-- STORED DATA follows --

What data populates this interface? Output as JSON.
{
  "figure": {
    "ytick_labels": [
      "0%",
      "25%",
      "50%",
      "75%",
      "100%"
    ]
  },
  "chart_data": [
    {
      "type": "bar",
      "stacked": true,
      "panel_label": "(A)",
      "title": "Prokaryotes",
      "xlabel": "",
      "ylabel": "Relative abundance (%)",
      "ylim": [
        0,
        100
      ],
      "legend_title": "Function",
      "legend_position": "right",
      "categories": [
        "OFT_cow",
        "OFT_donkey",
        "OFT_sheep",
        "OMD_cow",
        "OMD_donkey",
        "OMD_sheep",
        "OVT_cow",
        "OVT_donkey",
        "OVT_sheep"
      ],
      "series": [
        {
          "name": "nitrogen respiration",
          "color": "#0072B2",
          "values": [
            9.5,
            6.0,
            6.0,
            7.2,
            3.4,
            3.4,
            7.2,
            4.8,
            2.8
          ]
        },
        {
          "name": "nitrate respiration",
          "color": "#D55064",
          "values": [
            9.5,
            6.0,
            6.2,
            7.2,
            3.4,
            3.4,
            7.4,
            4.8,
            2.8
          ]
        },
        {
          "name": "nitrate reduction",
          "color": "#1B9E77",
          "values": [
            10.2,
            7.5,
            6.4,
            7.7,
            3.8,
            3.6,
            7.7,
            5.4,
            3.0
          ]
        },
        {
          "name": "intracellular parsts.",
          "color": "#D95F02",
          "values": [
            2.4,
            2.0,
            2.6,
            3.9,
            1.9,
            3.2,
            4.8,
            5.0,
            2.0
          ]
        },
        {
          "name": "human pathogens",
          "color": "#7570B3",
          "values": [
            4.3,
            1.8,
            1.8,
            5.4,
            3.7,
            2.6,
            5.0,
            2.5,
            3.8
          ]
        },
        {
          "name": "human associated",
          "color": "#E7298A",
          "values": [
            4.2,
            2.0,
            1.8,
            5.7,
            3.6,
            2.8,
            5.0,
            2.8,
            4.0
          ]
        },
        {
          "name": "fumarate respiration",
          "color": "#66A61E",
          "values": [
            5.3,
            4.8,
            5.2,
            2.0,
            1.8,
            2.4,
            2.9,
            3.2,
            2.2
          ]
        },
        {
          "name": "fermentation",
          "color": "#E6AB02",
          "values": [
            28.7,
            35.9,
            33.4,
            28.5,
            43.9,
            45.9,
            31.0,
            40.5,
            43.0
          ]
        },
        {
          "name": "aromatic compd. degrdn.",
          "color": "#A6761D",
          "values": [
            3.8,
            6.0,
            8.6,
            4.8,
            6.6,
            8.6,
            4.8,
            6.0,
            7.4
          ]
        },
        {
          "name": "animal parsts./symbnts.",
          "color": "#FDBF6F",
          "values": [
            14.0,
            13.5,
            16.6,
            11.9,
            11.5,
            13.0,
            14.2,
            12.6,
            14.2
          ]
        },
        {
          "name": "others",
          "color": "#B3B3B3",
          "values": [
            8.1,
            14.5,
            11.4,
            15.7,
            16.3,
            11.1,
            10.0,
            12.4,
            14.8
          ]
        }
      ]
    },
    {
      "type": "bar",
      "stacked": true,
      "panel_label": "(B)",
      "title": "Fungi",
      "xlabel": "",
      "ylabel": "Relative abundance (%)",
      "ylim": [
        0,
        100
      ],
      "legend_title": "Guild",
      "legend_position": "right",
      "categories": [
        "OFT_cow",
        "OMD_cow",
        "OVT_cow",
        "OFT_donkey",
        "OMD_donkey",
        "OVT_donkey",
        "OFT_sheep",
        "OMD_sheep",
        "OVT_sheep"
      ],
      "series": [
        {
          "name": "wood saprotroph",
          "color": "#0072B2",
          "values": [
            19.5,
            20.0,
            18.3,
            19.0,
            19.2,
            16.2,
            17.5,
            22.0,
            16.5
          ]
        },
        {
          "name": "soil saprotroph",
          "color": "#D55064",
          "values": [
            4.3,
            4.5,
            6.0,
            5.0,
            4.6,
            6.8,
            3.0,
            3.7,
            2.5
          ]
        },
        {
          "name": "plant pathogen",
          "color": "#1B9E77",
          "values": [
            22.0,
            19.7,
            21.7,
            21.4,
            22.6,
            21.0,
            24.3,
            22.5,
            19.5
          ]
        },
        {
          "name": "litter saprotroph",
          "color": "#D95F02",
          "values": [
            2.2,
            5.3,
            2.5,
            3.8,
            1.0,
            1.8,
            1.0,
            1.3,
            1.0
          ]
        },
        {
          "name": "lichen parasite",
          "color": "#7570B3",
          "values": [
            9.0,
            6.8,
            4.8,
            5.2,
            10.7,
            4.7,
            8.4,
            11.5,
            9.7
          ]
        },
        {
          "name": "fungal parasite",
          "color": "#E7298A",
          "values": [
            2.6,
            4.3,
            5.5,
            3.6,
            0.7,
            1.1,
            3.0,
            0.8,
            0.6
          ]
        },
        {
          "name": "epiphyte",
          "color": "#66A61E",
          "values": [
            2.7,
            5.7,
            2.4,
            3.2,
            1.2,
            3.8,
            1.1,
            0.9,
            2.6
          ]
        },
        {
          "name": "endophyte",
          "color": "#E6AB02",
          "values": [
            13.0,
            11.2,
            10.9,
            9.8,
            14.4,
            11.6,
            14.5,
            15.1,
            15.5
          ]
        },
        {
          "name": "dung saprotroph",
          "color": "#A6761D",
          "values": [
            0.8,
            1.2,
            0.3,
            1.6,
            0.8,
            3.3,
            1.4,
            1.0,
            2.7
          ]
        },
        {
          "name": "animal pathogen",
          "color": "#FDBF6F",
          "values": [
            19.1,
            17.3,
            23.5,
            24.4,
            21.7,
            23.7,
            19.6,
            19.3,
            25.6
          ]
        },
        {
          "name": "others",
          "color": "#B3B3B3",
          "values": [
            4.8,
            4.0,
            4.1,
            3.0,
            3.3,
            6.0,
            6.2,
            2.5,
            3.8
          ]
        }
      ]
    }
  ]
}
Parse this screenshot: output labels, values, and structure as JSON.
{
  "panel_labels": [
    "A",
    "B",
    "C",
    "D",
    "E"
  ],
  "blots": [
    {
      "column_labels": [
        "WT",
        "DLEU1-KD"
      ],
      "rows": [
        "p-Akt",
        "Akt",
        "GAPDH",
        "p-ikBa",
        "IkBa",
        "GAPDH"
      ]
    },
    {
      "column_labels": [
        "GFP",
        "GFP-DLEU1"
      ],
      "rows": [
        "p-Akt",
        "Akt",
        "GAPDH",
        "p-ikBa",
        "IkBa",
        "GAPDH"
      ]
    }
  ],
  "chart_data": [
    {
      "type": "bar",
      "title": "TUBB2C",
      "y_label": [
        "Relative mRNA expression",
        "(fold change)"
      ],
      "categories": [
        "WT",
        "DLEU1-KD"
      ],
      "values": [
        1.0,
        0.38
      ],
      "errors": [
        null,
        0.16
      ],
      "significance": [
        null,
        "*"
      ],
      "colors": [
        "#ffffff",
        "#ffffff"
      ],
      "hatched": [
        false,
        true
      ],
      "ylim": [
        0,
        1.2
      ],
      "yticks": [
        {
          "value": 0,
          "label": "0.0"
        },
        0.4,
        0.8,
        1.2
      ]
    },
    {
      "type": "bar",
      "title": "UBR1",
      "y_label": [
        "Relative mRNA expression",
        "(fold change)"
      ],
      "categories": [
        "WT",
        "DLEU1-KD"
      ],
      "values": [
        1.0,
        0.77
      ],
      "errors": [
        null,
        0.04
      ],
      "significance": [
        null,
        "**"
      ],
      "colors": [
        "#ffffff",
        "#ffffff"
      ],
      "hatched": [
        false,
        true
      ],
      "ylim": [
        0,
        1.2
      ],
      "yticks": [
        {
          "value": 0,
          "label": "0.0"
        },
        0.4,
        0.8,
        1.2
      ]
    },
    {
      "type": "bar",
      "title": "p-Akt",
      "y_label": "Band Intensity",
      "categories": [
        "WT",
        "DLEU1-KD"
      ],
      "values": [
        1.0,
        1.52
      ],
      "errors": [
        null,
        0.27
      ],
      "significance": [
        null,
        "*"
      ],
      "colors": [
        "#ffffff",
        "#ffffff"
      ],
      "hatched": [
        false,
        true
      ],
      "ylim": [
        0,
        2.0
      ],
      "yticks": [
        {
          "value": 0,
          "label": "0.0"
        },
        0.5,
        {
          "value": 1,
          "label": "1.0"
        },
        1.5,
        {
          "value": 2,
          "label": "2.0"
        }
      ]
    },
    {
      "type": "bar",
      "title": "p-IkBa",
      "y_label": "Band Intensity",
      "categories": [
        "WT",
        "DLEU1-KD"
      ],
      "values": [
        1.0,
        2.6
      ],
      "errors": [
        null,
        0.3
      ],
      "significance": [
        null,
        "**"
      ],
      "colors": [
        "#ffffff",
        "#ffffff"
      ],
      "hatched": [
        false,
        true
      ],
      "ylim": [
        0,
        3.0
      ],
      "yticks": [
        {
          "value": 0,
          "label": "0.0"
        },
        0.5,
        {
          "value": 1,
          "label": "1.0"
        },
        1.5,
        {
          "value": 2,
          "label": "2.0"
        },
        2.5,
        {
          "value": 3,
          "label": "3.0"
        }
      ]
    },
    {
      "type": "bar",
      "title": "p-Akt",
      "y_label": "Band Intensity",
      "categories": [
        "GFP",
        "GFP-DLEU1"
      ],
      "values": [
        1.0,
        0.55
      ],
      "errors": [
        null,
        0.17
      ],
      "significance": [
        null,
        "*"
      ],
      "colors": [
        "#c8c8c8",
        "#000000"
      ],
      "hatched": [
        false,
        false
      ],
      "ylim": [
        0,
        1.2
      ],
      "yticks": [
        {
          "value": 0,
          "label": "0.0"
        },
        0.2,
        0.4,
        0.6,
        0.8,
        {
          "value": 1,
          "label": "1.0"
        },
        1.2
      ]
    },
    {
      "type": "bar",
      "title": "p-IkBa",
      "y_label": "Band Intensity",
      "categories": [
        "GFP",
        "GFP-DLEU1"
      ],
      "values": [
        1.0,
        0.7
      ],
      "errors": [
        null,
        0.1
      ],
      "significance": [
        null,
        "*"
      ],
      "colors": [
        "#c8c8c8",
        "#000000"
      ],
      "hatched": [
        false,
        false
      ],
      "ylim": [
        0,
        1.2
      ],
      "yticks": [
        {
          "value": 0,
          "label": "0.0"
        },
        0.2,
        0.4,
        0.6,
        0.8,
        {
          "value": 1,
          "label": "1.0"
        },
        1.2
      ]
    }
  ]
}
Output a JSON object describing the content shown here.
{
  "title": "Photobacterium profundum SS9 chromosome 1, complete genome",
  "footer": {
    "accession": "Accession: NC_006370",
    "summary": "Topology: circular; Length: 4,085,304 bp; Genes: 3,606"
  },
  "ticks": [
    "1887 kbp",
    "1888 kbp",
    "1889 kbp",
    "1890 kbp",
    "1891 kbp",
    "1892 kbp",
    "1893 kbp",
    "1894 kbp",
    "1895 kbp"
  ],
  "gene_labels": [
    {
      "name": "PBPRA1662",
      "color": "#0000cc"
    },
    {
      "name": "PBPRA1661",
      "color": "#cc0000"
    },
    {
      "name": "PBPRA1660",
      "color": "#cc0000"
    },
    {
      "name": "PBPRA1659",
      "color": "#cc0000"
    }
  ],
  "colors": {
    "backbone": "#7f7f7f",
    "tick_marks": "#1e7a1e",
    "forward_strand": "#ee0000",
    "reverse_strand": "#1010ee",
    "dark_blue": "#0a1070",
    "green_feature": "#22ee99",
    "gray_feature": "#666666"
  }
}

-- STORED DATA concluded --

- _ASSIGNMENT_
After locating the line that holds "Output a JSON", print it and each line after it through the end of the data, exactly as it stands.

- _OUTPUT BELOW_
Output a JSON object describing the content shown here.
{
  "title": "Photobacterium profundum SS9 chromosome 1, complete genome",
  "footer": {
    "accession": "Accession: NC_006370",
    "summary": "Topology: circular; Length: 4,085,304 bp; Genes: 3,606"
  },
  "ticks": [
    "1887 kbp",
    "1888 kbp",
    "1889 kbp",
    "1890 kbp",
    "1891 kbp",
    "1892 kbp",
    "1893 kbp",
    "1894 kbp",
    "1895 kbp"
  ],
  "gene_labels": [
    {
      "name": "PBPRA1662",
      "color": "#0000cc"
    },
    {
      "name": "PBPRA1661",
      "color": "#cc0000"
    },
    {
      "name": "PBPRA1660",
      "color": "#cc0000"
    },
    {
      "name": "PBPRA1659",
      "color": "#cc0000"
    }
  ],
  "colors": {
    "backbone": "#7f7f7f",
    "tick_marks": "#1e7a1e",
    "forward_strand": "#ee0000",
    "reverse_strand": "#1010ee",
    "dark_blue": "#0a1070",
    "green_feature": "#22ee99",
    "gray_feature": "#666666"
  }
}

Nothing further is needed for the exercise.